### Written instruction
Copy each line with the word "JSON" in it.

### The records
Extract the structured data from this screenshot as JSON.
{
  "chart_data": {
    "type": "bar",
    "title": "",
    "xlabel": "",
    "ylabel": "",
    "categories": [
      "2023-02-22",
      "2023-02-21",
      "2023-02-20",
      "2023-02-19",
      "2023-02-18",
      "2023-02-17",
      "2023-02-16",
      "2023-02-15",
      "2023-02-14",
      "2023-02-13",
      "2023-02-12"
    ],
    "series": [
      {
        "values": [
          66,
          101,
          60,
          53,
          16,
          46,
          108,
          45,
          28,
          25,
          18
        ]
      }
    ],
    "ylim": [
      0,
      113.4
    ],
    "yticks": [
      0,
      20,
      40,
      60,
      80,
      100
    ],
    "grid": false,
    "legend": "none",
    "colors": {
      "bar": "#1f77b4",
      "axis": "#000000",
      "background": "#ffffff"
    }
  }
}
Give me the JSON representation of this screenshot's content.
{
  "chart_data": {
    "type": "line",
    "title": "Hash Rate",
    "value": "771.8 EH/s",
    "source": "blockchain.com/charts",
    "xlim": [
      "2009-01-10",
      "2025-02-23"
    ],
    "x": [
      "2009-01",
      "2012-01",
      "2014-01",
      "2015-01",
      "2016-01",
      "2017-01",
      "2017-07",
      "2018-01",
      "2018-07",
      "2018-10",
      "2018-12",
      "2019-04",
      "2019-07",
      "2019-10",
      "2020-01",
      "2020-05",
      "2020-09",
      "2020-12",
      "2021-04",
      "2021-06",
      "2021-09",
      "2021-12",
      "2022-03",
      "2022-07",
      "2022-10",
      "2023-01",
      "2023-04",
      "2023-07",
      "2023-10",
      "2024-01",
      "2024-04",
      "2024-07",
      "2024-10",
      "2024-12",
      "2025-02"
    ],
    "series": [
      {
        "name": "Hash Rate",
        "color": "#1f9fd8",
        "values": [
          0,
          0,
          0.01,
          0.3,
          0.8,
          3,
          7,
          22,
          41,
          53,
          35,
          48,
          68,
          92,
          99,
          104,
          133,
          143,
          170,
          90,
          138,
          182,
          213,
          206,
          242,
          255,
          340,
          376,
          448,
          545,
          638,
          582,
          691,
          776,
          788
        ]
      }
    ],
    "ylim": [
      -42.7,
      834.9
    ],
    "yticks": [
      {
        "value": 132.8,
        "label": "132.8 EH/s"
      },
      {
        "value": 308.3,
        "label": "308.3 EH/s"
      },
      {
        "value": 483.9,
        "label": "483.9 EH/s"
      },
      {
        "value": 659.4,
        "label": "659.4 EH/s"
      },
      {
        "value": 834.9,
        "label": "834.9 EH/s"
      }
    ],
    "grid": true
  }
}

### Exercise response
Extract the structured data from this screenshot as JSON.
Give me the JSON representation of this screenshot's content.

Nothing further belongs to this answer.